## Problem to solve
Pick out the lines below that contain the string "this" and copy them all.

## Exercise input
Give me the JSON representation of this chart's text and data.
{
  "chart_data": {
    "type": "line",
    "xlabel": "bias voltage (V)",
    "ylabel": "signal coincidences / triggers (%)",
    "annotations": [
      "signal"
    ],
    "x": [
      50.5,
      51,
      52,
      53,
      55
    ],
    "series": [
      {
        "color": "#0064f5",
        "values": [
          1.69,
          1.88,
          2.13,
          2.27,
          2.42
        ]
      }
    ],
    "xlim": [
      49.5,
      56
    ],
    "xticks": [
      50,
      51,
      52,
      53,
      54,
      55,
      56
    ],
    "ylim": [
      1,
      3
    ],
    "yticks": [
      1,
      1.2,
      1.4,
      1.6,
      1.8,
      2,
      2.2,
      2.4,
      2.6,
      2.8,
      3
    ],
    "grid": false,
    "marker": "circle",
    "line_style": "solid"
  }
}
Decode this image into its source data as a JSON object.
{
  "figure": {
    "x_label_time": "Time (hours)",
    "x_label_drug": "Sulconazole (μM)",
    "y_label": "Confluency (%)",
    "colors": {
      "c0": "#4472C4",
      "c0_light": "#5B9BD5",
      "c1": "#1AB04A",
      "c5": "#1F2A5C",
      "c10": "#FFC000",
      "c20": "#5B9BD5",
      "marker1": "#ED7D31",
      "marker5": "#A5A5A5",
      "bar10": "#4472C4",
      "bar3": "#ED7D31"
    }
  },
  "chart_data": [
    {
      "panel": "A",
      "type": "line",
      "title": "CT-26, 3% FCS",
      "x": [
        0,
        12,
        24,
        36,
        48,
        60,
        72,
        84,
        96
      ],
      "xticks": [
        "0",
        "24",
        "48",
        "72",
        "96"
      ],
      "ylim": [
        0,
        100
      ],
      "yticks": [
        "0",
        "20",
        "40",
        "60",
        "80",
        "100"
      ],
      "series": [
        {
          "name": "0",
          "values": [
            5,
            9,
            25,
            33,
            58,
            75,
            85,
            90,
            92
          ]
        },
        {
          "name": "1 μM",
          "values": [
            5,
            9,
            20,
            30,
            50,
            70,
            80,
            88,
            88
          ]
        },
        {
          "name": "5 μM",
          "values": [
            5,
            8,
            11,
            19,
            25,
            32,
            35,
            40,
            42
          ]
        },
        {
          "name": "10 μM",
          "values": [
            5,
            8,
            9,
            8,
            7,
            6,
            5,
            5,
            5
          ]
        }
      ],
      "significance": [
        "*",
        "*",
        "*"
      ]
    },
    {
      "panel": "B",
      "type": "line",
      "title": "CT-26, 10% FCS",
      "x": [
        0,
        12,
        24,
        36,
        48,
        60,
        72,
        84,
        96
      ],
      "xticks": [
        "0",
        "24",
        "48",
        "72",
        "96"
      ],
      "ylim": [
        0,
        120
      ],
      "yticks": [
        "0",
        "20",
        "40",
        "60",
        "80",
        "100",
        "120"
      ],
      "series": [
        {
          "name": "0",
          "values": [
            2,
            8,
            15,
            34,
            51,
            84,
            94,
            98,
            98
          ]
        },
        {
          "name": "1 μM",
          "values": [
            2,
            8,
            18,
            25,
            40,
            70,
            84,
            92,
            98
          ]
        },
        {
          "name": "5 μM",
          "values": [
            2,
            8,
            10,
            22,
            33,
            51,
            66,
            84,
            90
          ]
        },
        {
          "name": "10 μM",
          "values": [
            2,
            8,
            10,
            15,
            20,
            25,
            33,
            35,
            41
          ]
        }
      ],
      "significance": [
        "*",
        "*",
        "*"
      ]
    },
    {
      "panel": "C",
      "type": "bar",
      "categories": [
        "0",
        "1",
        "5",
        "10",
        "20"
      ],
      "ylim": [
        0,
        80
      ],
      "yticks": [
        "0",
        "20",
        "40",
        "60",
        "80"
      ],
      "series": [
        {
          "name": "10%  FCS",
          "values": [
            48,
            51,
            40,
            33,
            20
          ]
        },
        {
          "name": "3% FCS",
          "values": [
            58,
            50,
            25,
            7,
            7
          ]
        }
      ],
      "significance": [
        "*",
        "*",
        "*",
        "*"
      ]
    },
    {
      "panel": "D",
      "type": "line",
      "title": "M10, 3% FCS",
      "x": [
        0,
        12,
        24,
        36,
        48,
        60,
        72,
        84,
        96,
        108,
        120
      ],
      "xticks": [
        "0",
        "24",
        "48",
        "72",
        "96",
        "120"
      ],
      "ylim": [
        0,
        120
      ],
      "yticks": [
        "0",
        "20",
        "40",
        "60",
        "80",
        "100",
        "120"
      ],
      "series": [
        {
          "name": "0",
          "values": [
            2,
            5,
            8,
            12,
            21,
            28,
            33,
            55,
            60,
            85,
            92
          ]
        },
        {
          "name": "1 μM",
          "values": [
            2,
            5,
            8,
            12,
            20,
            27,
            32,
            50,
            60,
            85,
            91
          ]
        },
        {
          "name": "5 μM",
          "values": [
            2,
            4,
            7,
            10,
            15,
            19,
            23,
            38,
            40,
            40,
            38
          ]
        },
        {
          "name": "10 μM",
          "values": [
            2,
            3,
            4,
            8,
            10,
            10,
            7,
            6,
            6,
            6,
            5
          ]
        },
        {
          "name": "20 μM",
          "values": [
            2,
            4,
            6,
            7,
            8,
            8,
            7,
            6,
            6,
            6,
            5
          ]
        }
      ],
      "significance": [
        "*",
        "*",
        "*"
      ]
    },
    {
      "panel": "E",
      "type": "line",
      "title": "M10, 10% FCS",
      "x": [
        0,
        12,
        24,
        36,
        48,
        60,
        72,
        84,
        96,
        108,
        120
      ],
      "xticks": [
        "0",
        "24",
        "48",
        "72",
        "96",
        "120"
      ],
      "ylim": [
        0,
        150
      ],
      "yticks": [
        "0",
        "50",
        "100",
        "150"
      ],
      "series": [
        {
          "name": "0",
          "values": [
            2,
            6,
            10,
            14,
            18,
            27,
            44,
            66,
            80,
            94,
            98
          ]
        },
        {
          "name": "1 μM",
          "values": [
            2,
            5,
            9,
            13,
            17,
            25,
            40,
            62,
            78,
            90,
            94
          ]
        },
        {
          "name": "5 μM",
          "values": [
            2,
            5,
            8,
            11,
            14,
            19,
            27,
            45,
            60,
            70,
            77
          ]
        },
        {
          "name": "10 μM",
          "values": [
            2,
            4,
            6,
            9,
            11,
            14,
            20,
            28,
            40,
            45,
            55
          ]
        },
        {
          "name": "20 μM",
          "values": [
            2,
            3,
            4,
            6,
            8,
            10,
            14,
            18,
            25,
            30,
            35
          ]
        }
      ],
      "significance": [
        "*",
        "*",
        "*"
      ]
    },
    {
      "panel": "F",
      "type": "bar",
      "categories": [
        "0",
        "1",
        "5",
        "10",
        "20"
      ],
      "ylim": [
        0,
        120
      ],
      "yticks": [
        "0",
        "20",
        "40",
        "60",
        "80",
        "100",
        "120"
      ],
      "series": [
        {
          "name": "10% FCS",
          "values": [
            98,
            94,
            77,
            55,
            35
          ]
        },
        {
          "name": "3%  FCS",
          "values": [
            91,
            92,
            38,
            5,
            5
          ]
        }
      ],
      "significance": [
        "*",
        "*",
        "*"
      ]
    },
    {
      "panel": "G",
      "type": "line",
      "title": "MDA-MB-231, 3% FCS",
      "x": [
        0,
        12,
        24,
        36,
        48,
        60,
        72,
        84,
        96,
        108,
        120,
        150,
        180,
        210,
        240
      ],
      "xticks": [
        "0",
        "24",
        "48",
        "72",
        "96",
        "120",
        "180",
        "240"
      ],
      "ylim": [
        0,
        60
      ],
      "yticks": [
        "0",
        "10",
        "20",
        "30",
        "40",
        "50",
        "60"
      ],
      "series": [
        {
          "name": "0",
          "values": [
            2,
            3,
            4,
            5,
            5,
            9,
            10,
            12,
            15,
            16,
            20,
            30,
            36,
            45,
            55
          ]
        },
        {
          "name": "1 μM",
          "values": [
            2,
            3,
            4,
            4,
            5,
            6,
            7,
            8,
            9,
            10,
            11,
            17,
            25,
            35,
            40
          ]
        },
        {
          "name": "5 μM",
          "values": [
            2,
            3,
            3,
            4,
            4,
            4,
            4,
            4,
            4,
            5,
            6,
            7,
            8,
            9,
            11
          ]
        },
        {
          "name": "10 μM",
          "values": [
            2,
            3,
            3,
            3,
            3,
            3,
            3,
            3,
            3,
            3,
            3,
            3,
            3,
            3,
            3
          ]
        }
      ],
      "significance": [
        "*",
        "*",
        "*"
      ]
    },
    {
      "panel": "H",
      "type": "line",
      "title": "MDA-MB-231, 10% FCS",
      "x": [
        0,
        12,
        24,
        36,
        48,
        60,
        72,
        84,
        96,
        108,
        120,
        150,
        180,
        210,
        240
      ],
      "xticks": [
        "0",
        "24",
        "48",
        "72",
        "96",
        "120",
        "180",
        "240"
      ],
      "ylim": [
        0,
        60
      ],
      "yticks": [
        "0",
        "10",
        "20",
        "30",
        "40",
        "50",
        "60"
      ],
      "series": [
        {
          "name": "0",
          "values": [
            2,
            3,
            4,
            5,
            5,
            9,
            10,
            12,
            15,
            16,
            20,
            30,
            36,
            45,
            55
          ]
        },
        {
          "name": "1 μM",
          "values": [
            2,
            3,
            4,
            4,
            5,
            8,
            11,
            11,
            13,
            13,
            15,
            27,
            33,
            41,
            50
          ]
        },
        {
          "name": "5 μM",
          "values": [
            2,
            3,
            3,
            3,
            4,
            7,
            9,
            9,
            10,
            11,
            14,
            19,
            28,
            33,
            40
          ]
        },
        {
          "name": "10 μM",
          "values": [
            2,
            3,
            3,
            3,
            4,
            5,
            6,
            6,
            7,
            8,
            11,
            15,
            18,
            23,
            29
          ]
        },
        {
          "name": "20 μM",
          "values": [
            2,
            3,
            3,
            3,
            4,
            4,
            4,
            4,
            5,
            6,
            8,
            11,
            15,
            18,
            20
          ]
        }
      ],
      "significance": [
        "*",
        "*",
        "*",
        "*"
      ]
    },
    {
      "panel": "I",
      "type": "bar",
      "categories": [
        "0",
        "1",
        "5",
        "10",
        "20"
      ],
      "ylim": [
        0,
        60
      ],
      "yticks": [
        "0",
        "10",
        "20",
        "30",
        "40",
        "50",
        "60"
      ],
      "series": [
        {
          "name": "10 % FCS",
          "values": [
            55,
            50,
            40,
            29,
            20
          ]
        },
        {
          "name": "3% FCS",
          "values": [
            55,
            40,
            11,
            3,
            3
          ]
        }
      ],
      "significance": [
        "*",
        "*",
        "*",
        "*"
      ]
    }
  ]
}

## Written reply
Give me the JSON representation of this chart's text and data.
Decode this image into its source data as a JSON object.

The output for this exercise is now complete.